= WHAT THIS TASK INVOLVES =
Please pull out every line that includes the string "difference".

Dataset items
----------
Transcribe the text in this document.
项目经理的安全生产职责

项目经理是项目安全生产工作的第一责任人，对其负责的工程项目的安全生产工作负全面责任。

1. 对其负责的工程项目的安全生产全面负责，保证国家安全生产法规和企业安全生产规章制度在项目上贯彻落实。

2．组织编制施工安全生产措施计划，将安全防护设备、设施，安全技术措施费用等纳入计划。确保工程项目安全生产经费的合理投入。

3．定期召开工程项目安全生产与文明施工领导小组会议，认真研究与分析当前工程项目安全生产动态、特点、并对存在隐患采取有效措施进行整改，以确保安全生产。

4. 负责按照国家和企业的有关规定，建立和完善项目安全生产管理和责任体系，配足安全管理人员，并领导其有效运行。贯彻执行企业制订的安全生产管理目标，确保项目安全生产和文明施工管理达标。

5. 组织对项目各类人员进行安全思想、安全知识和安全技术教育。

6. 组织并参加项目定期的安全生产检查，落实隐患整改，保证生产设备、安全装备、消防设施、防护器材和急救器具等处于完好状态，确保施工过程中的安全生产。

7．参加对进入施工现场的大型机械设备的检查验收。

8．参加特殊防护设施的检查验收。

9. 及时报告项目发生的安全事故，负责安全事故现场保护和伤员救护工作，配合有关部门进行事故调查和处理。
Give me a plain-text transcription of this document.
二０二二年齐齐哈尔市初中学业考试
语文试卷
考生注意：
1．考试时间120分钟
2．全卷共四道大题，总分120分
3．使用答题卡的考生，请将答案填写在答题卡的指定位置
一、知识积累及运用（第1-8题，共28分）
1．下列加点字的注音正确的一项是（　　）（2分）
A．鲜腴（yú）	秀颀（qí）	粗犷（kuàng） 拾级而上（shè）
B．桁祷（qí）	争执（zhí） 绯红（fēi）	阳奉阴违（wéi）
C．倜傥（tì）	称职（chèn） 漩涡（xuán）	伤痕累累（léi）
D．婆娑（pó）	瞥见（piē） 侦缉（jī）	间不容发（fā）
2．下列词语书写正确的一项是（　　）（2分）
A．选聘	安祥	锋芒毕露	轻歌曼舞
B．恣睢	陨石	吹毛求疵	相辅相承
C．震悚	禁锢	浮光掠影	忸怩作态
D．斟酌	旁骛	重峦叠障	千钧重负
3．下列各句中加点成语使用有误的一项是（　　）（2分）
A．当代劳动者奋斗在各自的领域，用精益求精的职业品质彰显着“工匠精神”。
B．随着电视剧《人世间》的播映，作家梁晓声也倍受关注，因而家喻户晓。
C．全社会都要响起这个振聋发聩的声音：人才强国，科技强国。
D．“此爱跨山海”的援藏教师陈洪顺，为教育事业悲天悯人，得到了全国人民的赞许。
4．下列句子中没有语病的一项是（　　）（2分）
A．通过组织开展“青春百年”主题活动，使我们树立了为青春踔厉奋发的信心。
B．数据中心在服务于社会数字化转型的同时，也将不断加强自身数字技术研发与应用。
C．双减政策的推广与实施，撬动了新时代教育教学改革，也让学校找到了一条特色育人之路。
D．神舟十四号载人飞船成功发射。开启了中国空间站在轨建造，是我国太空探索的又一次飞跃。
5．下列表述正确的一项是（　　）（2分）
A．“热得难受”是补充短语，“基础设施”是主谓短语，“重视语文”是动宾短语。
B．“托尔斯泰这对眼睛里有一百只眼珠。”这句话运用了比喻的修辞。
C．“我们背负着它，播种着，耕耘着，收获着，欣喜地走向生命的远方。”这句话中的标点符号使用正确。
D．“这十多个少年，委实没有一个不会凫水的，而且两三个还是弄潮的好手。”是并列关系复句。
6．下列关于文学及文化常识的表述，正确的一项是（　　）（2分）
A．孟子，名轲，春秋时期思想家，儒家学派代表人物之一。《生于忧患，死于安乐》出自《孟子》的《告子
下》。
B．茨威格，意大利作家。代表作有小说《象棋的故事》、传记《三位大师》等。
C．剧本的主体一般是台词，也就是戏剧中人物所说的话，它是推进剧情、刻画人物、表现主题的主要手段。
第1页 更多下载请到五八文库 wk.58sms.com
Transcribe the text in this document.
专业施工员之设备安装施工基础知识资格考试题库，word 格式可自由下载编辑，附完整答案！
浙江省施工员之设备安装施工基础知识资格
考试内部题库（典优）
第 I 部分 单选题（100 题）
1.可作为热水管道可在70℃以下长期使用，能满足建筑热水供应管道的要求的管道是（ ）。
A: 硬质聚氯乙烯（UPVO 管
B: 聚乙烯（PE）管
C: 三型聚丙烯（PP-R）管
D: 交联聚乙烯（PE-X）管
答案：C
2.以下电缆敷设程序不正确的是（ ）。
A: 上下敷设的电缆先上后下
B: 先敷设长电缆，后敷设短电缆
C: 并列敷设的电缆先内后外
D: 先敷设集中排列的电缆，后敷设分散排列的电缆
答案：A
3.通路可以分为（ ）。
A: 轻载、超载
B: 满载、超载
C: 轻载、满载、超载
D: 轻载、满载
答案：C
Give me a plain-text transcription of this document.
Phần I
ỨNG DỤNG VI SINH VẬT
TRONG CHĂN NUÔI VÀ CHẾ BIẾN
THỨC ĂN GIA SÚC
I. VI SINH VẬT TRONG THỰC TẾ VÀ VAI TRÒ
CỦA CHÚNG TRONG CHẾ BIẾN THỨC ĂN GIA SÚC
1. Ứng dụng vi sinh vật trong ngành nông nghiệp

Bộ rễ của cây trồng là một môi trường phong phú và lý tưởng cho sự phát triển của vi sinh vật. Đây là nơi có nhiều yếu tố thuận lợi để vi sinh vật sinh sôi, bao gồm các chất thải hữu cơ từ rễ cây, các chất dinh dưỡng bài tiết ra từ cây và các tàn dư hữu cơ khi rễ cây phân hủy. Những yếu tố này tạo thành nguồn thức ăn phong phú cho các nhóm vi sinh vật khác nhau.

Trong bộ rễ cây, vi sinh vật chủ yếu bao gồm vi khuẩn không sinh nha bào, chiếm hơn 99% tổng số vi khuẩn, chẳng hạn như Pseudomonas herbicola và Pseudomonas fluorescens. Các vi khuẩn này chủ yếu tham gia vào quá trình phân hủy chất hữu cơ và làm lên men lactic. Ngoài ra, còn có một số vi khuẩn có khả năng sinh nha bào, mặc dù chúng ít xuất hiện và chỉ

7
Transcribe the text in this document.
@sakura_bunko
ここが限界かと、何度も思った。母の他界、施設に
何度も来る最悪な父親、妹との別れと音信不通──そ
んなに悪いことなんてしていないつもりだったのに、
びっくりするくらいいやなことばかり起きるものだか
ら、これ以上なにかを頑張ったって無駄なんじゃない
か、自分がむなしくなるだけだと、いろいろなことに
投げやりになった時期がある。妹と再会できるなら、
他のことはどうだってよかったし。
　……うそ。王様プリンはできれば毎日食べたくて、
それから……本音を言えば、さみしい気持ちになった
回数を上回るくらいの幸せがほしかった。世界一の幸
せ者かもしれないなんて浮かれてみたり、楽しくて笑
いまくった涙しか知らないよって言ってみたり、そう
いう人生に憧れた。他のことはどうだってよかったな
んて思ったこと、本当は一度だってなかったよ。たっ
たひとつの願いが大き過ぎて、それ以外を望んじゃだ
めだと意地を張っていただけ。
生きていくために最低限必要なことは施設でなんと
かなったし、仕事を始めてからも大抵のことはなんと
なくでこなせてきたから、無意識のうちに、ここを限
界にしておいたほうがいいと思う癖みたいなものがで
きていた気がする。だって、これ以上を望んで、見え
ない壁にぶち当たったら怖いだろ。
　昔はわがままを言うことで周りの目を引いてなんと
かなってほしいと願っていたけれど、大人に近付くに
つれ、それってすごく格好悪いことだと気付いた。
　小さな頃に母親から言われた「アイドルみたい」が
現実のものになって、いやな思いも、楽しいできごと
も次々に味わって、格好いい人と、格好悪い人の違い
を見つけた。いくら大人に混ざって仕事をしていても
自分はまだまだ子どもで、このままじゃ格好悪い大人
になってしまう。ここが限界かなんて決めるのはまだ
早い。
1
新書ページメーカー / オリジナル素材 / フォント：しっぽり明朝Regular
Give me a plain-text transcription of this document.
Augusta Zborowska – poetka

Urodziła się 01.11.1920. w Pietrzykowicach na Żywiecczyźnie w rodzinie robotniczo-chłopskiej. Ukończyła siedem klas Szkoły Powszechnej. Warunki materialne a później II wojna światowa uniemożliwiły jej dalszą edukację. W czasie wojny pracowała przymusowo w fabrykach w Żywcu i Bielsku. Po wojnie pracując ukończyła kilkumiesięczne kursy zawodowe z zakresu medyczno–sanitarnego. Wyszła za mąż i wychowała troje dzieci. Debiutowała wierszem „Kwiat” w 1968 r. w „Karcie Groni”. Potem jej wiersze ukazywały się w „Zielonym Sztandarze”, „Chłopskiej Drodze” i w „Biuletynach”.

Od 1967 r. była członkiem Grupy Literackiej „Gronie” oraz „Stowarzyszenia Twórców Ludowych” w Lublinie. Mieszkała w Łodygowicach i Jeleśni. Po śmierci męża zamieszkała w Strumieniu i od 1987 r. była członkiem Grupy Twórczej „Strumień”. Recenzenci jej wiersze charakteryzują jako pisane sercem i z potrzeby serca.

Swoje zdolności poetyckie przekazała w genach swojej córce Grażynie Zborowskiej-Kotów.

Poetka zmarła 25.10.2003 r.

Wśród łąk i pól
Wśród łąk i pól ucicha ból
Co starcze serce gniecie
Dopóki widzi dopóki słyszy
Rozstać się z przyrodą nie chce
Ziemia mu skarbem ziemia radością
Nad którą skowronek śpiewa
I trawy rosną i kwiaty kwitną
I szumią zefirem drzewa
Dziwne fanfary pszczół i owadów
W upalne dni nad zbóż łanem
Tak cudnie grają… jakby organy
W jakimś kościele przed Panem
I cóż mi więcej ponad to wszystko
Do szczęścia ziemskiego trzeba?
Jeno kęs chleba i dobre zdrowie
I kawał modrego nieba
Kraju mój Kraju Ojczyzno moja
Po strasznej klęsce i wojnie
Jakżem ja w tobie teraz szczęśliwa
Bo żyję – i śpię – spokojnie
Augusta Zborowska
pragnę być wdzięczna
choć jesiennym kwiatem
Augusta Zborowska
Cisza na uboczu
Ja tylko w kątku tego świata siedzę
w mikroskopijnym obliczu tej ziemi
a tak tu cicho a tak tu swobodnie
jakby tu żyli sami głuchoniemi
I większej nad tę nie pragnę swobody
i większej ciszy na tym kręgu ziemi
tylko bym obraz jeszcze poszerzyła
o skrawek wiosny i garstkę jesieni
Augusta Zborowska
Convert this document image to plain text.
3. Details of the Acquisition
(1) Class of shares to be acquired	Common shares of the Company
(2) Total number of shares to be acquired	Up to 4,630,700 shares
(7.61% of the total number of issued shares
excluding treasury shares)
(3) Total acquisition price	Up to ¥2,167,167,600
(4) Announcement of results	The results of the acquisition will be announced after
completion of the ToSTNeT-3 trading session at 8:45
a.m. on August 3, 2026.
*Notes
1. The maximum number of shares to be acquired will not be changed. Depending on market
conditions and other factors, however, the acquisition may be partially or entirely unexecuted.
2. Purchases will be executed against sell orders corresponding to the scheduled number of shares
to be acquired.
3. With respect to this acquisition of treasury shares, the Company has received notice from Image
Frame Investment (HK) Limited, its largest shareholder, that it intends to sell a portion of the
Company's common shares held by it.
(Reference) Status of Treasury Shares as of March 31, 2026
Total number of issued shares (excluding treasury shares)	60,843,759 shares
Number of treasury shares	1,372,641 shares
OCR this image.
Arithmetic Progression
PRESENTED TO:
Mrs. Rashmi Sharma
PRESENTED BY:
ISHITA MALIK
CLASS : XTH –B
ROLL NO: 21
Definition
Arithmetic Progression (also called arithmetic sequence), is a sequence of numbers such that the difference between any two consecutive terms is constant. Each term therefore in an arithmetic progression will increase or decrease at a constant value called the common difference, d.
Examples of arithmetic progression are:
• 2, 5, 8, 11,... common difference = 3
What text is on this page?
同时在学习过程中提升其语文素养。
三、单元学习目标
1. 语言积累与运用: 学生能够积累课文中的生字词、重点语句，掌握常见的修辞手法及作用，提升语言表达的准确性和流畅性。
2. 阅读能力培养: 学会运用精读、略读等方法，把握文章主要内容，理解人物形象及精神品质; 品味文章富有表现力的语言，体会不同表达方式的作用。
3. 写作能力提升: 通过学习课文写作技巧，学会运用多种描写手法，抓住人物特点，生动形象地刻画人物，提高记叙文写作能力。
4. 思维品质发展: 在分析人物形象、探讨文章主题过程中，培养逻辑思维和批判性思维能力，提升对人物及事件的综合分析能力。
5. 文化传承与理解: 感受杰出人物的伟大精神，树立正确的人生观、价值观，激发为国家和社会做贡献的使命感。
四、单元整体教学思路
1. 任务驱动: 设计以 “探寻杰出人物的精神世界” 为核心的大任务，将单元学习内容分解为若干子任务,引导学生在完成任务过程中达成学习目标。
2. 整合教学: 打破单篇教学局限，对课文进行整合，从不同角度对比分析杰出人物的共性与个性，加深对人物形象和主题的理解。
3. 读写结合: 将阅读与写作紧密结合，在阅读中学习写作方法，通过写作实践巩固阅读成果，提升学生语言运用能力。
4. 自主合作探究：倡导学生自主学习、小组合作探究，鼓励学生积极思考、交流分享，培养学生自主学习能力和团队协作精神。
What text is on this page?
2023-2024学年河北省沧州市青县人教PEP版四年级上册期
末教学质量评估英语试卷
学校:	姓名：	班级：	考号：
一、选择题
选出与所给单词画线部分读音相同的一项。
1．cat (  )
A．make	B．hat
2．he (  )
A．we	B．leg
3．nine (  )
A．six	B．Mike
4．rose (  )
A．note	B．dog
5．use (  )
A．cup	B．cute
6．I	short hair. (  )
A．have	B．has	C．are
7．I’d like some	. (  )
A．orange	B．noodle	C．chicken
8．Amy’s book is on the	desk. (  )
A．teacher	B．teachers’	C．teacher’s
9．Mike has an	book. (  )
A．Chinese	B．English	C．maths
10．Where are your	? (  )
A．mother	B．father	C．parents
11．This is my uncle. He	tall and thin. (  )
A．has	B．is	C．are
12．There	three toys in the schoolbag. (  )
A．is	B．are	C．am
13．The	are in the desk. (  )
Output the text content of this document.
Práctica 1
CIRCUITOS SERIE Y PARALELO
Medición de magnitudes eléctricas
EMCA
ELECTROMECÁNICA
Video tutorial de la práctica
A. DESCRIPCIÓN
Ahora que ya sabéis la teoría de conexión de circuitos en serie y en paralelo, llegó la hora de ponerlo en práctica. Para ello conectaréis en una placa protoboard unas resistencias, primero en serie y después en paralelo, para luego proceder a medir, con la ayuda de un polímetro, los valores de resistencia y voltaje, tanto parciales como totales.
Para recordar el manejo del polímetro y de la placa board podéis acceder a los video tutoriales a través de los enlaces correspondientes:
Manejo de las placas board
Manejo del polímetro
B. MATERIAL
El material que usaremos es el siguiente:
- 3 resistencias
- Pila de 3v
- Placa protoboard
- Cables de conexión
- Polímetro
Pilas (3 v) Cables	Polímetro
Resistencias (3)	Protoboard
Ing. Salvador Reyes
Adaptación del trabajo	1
----------
= REPLY TO THE EXERCISE =
Arithmetic Progression (also called arithmetic sequence), is a sequence of numbers such that the difference between any two consecutive terms is constant. Each term therefore in an arithmetic progression will increase or decrease at a constant value called the common difference, d.
• 2, 5, 8, 11,... common difference = 3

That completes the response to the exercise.